* start *

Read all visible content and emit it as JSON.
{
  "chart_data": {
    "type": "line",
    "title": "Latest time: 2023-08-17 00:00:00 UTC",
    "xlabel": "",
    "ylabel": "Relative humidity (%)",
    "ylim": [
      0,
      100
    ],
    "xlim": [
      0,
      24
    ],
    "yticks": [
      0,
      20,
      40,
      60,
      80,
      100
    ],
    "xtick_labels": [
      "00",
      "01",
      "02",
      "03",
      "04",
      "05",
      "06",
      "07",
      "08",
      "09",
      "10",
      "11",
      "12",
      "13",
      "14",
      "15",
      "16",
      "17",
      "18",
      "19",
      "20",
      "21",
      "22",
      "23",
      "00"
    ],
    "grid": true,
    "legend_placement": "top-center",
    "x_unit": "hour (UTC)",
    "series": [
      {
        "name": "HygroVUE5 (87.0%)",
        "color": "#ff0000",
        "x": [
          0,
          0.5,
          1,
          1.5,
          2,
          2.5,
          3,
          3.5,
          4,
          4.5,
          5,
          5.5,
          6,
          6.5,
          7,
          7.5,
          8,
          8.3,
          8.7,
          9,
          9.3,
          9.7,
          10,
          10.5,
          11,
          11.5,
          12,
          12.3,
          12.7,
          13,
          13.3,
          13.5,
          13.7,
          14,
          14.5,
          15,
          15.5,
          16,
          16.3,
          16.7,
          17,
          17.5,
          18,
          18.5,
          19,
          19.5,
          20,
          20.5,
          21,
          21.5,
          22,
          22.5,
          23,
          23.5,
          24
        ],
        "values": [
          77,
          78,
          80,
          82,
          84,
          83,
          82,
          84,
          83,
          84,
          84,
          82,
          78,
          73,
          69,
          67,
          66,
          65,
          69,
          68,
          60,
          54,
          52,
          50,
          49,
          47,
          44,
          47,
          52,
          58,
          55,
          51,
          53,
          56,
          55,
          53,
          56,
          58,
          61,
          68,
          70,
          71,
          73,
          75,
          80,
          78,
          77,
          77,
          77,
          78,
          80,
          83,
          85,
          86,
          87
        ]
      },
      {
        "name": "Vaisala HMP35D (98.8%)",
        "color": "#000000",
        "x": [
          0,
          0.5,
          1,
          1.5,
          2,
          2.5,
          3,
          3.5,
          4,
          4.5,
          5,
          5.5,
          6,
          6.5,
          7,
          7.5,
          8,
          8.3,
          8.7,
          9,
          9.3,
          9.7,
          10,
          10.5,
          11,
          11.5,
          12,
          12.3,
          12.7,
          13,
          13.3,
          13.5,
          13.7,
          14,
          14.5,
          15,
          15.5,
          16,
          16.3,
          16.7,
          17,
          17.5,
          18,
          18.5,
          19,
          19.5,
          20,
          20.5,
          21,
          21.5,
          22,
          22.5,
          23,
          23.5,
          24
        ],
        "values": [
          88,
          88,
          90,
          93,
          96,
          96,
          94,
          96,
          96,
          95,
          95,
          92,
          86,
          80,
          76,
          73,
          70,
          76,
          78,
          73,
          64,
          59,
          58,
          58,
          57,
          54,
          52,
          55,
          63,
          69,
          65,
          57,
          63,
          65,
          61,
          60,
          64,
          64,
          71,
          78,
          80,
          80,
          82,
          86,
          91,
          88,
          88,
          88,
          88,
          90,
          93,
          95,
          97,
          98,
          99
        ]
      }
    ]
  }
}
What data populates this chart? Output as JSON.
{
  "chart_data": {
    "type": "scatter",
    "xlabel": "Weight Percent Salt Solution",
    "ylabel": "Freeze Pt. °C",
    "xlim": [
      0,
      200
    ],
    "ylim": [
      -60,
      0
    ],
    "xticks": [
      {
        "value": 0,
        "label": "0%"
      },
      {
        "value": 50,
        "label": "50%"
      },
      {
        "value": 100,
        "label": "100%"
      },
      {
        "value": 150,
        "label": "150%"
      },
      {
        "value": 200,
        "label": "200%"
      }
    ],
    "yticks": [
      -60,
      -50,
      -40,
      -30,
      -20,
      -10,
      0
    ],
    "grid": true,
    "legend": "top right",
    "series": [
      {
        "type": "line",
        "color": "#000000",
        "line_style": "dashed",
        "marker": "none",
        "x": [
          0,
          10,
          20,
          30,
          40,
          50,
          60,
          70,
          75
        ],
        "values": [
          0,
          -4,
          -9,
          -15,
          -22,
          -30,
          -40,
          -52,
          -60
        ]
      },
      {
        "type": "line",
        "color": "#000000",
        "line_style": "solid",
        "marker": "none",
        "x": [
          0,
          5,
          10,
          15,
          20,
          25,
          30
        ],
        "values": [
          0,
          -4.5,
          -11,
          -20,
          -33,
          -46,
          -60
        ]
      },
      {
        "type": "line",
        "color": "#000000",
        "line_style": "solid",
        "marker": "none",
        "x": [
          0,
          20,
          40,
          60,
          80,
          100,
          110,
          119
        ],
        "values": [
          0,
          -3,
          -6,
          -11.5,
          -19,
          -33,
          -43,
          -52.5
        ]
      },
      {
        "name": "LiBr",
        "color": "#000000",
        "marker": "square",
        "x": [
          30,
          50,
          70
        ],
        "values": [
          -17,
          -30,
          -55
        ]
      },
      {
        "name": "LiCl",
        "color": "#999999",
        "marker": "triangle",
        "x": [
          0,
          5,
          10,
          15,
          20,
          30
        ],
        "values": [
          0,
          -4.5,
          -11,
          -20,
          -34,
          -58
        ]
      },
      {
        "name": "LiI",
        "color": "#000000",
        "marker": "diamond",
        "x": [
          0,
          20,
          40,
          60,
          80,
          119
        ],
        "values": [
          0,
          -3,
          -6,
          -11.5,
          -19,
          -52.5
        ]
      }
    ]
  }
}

* end *

Please return the data above exactly as given.

◆ **Output of the task**
Read all visible content and emit it as JSON.
{
  "chart_data": {
    "type": "line",
    "title": "Latest time: 2023-08-17 00:00:00 UTC",
    "xlabel": "",
    "ylabel": "Relative humidity (%)",
    "ylim": [
      0,
      100
    ],
    "xlim": [
      0,
      24
    ],
    "yticks": [
      0,
      20,
      40,
      60,
      80,
      100
    ],
    "xtick_labels": [
      "00",
      "01",
      "02",
      "03",
      "04",
      "05",
      "06",
      "07",
      "08",
      "09",
      "10",
      "11",
      "12",
      "13",
      "14",
      "15",
      "16",
      "17",
      "18",
      "19",
      "20",
      "21",
      "22",
      "23",
      "00"
    ],
    "grid": true,
    "legend_placement": "top-center",
    "x_unit": "hour (UTC)",
    "series": [
      {
        "name": "HygroVUE5 (87.0%)",
        "color": "#ff0000",
        "x": [
          0,
          0.5,
          1,
          1.5,
          2,
          2.5,
          3,
          3.5,
          4,
          4.5,
          5,
          5.5,
          6,
          6.5,
          7,
          7.5,
          8,
          8.3,
          8.7,
          9,
          9.3,
          9.7,
          10,
          10.5,
          11,
          11.5,
          12,
          12.3,
          12.7,
          13,
          13.3,
          13.5,
          13.7,
          14,
          14.5,
          15,
          15.5,
          16,
          16.3,
          16.7,
          17,
          17.5,
          18,
          18.5,
          19,
          19.5,
          20,
          20.5,
          21,
          21.5,
          22,
          22.5,
          23,
          23.5,
          24
        ],
        "values": [
          77,
          78,
          80,
          82,
          84,
          83,
          82,
          84,
          83,
          84,
          84,
          82,
          78,
          73,
          69,
          67,
          66,
          65,
          69,
          68,
          60,
          54,
          52,
          50,
          49,
          47,
          44,
          47,
          52,
          58,
          55,
          51,
          53,
          56,
          55,
          53,
          56,
          58,
          61,
          68,
          70,
          71,
          73,
          75,
          80,
          78,
          77,
          77,
          77,
          78,
          80,
          83,
          85,
          86,
          87
        ]
      },
      {
        "name": "Vaisala HMP35D (98.8%)",
        "color": "#000000",
        "x": [
          0,
          0.5,
          1,
          1.5,
          2,
          2.5,
          3,
          3.5,
          4,
          4.5,
          5,
          5.5,
          6,
          6.5,
          7,
          7.5,
          8,
          8.3,
          8.7,
          9,
          9.3,
          9.7,
          10,
          10.5,
          11,
          11.5,
          12,
          12.3,
          12.7,
          13,
          13.3,
          13.5,
          13.7,
          14,
          14.5,
          15,
          15.5,
          16,
          16.3,
          16.7,
          17,
          17.5,
          18,
          18.5,
          19,
          19.5,
          20,
          20.5,
          21,
          21.5,
          22,
          22.5,
          23,
          23.5,
          24
        ],
        "values": [
          88,
          88,
          90,
          93,
          96,
          96,
          94,
          96,
          96,
          95,
          95,
          92,
          86,
          80,
          76,
          73,
          70,
          76,
          78,
          73,
          64,
          59,
          58,
          58,
          57,
          54,
          52,
          55,
          63,
          69,
          65,
          57,
          63,
          65,
          61,
          60,
          64,
          64,
          71,
          78,
          80,
          80,
          82,
          86,
          91,
          88,
          88,
          88,
          88,
          90,
          93,
          95,
          97,
          98,
          99
        ]
      }
    ]
  }
}
What data populates this chart? Output as JSON.
{
  "chart_data": {
    "type": "scatter",
    "xlabel": "Weight Percent Salt Solution",
    "ylabel": "Freeze Pt. °C",
    "xlim": [
      0,
      200
    ],
    "ylim": [
      -60,
      0
    ],
    "xticks": [
      {
        "value": 0,
        "label": "0%"
      },
      {
        "value": 50,
        "label": "50%"
      },
      {
        "value": 100,
        "label": "100%"
      },
      {
        "value": 150,
        "label": "150%"
      },
      {
        "value": 200,
        "label": "200%"
      }
    ],
    "yticks": [
      -60,
      -50,
      -40,
      -30,
      -20,
      -10,
      0
    ],
    "grid": true,
    "legend": "top right",
    "series": [
      {
        "type": "line",
        "color": "#000000",
        "line_style": "dashed",
        "marker": "none",
        "x": [
          0,
          10,
          20,
          30,
          40,
          50,
          60,
          70,
          75
        ],
        "values": [
          0,
          -4,
          -9,
          -15,
          -22,
          -30,
          -40,
          -52,
          -60
        ]
      },
      {
        "type": "line",
        "color": "#000000",
        "line_style": "solid",
        "marker": "none",
        "x": [
          0,
          5,
          10,
          15,
          20,
          25,
          30
        ],
        "values": [
          0,
          -4.5,
          -11,
          -20,
          -33,
          -46,
          -60
        ]
      },
      {
        "type": "line",
        "color": "#000000",
        "line_style": "solid",
        "marker": "none",
        "x": [
          0,
          20,
          40,
          60,
          80,
          100,
          110,
          119
        ],
        "values": [
          0,
          -3,
          -6,
          -11.5,
          -19,
          -33,
          -43,
          -52.5
        ]
      },
      {
        "name": "LiBr",
        "color": "#000000",
        "marker": "square",
        "x": [
          30,
          50,
          70
        ],
        "values": [
          -17,
          -30,
          -55
        ]
      },
      {
        "name": "LiCl",
        "color": "#999999",
        "marker": "triangle",
        "x": [
          0,
          5,
          10,
          15,
          20,
          30
        ],
        "values": [
          0,
          -4.5,
          -11,
          -20,
          -34,
          -58
        ]
      },
      {
        "name": "LiI",
        "color": "#000000",
        "marker": "diamond",
        "x": [
          0,
          20,
          40,
          60,
          80,
          119
        ],
        "values": [
          0,
          -3,
          -6,
          -11.5,
          -19,
          -52.5
        ]
      }
    ]
  }
}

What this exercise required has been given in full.